- Instructions to follow: Reproduce each line exactly.

- Supplied information:
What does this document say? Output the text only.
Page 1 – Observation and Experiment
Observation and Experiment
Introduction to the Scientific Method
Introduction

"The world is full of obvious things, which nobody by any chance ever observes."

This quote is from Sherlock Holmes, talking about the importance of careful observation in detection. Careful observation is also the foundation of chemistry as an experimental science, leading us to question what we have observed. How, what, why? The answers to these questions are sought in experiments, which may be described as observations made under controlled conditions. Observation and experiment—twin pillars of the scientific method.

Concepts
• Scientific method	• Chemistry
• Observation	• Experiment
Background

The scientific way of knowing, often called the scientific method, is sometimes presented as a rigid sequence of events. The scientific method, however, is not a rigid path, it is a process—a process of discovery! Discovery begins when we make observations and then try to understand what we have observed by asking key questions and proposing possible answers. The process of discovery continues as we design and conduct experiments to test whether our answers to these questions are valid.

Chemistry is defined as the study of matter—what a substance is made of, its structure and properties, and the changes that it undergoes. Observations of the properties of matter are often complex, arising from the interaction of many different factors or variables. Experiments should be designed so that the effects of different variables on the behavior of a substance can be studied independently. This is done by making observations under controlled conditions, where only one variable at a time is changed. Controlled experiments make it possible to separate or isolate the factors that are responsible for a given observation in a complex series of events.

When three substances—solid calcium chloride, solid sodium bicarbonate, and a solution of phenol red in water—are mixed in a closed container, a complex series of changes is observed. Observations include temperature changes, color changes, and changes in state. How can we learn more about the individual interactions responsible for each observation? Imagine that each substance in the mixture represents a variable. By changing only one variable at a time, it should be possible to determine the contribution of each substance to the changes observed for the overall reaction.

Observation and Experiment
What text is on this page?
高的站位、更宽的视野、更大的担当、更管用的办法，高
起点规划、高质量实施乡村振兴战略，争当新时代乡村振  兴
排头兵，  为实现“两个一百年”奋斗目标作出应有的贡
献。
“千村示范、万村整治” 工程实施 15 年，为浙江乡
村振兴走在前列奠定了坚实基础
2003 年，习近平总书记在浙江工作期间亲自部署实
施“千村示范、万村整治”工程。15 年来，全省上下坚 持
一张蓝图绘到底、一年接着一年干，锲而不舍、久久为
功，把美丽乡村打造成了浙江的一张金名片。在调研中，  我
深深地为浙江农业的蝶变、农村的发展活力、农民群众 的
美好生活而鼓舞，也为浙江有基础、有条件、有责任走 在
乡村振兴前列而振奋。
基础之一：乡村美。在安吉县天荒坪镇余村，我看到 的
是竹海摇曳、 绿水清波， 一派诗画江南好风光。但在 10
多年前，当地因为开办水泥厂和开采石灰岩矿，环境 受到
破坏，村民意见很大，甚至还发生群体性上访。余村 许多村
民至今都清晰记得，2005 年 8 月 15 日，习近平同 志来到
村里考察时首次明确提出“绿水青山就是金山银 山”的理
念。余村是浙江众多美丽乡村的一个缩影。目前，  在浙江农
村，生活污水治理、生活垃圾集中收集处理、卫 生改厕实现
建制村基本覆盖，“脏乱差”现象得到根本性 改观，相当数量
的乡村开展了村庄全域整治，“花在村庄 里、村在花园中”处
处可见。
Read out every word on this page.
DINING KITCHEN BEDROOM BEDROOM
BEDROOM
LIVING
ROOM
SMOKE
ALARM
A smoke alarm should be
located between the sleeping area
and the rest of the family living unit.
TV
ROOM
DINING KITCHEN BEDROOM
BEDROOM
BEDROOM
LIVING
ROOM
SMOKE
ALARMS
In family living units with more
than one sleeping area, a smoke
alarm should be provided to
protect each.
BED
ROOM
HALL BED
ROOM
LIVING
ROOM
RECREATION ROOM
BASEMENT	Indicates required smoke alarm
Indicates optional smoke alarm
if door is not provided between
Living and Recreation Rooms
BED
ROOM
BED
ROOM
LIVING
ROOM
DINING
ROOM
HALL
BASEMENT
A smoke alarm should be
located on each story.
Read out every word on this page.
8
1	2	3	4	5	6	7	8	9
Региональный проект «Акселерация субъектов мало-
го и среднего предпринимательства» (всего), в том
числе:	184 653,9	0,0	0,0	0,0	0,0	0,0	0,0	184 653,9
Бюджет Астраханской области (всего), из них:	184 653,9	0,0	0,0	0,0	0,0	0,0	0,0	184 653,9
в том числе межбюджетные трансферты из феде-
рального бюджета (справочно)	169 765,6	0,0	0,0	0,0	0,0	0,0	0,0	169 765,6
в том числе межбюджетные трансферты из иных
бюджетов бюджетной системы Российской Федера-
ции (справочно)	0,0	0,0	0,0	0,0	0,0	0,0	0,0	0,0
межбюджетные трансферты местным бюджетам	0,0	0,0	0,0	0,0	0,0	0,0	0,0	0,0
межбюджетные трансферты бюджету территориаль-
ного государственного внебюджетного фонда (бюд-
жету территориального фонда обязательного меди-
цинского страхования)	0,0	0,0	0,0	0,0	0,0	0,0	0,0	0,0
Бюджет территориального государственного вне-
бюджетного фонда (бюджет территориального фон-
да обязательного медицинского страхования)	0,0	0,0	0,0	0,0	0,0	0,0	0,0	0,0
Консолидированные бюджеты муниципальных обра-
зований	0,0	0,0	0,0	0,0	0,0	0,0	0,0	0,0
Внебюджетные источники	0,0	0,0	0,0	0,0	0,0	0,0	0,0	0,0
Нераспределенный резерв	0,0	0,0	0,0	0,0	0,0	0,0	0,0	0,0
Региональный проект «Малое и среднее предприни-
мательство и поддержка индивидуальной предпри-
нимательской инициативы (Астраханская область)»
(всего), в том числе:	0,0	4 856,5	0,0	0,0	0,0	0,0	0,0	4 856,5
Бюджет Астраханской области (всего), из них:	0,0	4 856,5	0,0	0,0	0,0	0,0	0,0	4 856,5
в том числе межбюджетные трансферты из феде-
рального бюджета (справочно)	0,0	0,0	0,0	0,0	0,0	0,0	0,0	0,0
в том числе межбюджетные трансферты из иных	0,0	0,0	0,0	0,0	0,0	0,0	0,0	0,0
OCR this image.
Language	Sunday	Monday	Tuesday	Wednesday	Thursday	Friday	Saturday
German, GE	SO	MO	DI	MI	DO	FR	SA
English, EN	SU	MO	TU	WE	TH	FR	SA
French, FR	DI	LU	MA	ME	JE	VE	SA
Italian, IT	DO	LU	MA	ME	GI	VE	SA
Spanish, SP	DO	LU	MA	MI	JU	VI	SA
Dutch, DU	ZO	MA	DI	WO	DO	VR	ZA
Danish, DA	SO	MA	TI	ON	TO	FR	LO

- The completed task:
What does this document say? Output the text only.
Page 1 – Observation and Experiment
Observation and Experiment
Introduction to the Scientific Method
Introduction

"The world is full of obvious things, which nobody by any chance ever observes."

This quote is from Sherlock Holmes, talking about the importance of careful observation in detection. Careful observation is also the foundation of chemistry as an experimental science, leading us to question what we have observed. How, what, why? The answers to these questions are sought in experiments, which may be described as observations made under controlled conditions. Observation and experiment—twin pillars of the scientific method.

Concepts
• Scientific method	• Chemistry
• Observation	• Experiment
Background

The scientific way of knowing, often called the scientific method, is sometimes presented as a rigid sequence of events. The scientific method, however, is not a rigid path, it is a process—a process of discovery! Discovery begins when we make observations and then try to understand what we have observed by asking key questions and proposing possible answers. The process of discovery continues as we design and conduct experiments to test whether our answers to these questions are valid.

Chemistry is defined as the study of matter—what a substance is made of, its structure and properties, and the changes that it undergoes. Observations of the properties of matter are often complex, arising from the interaction of many different factors or variables. Experiments should be designed so that the effects of different variables on the behavior of a substance can be studied independently. This is done by making observations under controlled conditions, where only one variable at a time is changed. Controlled experiments make it possible to separate or isolate the factors that are responsible for a given observation in a complex series of events.

When three substances—solid calcium chloride, solid sodium bicarbonate, and a solution of phenol red in water—are mixed in a closed container, a complex series of changes is observed. Observations include temperature changes, color changes, and changes in state. How can we learn more about the individual interactions responsible for each observation? Imagine that each substance in the mixture represents a variable. By changing only one variable at a time, it should be possible to determine the contribution of each substance to the changes observed for the overall reaction.

Observation and Experiment
What text is on this page?
高的站位、更宽的视野、更大的担当、更管用的办法，高
起点规划、高质量实施乡村振兴战略，争当新时代乡村振  兴
排头兵，  为实现“两个一百年”奋斗目标作出应有的贡
献。
“千村示范、万村整治” 工程实施 15 年，为浙江乡
村振兴走在前列奠定了坚实基础
2003 年，习近平总书记在浙江工作期间亲自部署实
施“千村示范、万村整治”工程。15 年来，全省上下坚 持
一张蓝图绘到底、一年接着一年干，锲而不舍、久久为
功，把美丽乡村打造成了浙江的一张金名片。在调研中，  我
深深地为浙江农业的蝶变、农村的发展活力、农民群众 的
美好生活而鼓舞，也为浙江有基础、有条件、有责任走 在
乡村振兴前列而振奋。
基础之一：乡村美。在安吉县天荒坪镇余村，我看到 的
是竹海摇曳、 绿水清波， 一派诗画江南好风光。但在 10
多年前，当地因为开办水泥厂和开采石灰岩矿，环境 受到
破坏，村民意见很大，甚至还发生群体性上访。余村 许多村
民至今都清晰记得，2005 年 8 月 15 日，习近平同 志来到
村里考察时首次明确提出“绿水青山就是金山银 山”的理
念。余村是浙江众多美丽乡村的一个缩影。目前，  在浙江农
村，生活污水治理、生活垃圾集中收集处理、卫 生改厕实现
建制村基本覆盖，“脏乱差”现象得到根本性 改观，相当数量
的乡村开展了村庄全域整治，“花在村庄 里、村在花园中”处
处可见。
Read out every word on this page.
DINING KITCHEN BEDROOM BEDROOM
BEDROOM
LIVING
ROOM
SMOKE
ALARM
A smoke alarm should be
located between the sleeping area
and the rest of the family living unit.
TV
ROOM
DINING KITCHEN BEDROOM
BEDROOM
BEDROOM
LIVING
ROOM
SMOKE
ALARMS
In family living units with more
than one sleeping area, a smoke
alarm should be provided to
protect each.
BED
ROOM
HALL BED
ROOM
LIVING
ROOM
RECREATION ROOM
BASEMENT	Indicates required smoke alarm
Indicates optional smoke alarm
if door is not provided between
Living and Recreation Rooms
BED
ROOM
BED
ROOM
LIVING
ROOM
DINING
ROOM
HALL
BASEMENT
A smoke alarm should be
located on each story.
Read out every word on this page.
8
1	2	3	4	5	6	7	8	9
Региональный проект «Акселерация субъектов мало-
го и среднего предпринимательства» (всего), в том
числе:	184 653,9	0,0	0,0	0,0	0,0	0,0	0,0	184 653,9
Бюджет Астраханской области (всего), из них:	184 653,9	0,0	0,0	0,0	0,0	0,0	0,0	184 653,9
в том числе межбюджетные трансферты из феде-
рального бюджета (справочно)	169 765,6	0,0	0,0	0,0	0,0	0,0	0,0	169 765,6
в том числе межбюджетные трансферты из иных
бюджетов бюджетной системы Российской Федера-
ции (справочно)	0,0	0,0	0,0	0,0	0,0	0,0	0,0	0,0
межбюджетные трансферты местным бюджетам	0,0	0,0	0,0	0,0	0,0	0,0	0,0	0,0
межбюджетные трансферты бюджету территориаль-
ного государственного внебюджетного фонда (бюд-
жету территориального фонда обязательного меди-
цинского страхования)	0,0	0,0	0,0	0,0	0,0	0,0	0,0	0,0
Бюджет территориального государственного вне-
бюджетного фонда (бюджет территориального фон-
да обязательного медицинского страхования)	0,0	0,0	0,0	0,0	0,0	0,0	0,0	0,0
Консолидированные бюджеты муниципальных обра-
зований	0,0	0,0	0,0	0,0	0,0	0,0	0,0	0,0
Внебюджетные источники	0,0	0,0	0,0	0,0	0,0	0,0	0,0	0,0
Нераспределенный резерв	0,0	0,0	0,0	0,0	0,0	0,0	0,0	0,0
Региональный проект «Малое и среднее предприни-
мательство и поддержка индивидуальной предпри-
нимательской инициативы (Астраханская область)»
(всего), в том числе:	0,0	4 856,5	0,0	0,0	0,0	0,0	0,0	4 856,5
Бюджет Астраханской области (всего), из них:	0,0	4 856,5	0,0	0,0	0,0	0,0	0,0	4 856,5
в том числе межбюджетные трансферты из феде-
рального бюджета (справочно)	0,0	0,0	0,0	0,0	0,0	0,0	0,0	0,0
в том числе межбюджетные трансферты из иных	0,0	0,0	0,0	0,0	0,0	0,0	0,0	0,0
OCR this image.
Language	Sunday	Monday	Tuesday	Wednesday	Thursday	Friday	Saturday
German, GE	SO	MO	DI	MI	DO	FR	SA
English, EN	SU	MO	TU	WE	TH	FR	SA
French, FR	DI	LU	MA	ME	JE	VE	SA
Italian, IT	DO	LU	MA	ME	GI	VE	SA
Spanish, SP	DO	LU	MA	MI	JU	VI	SA
Dutch, DU	ZO	MA	DI	WO	DO	VR	ZA
Danish, DA	SO	MA	TI	ON	TO	FR	LO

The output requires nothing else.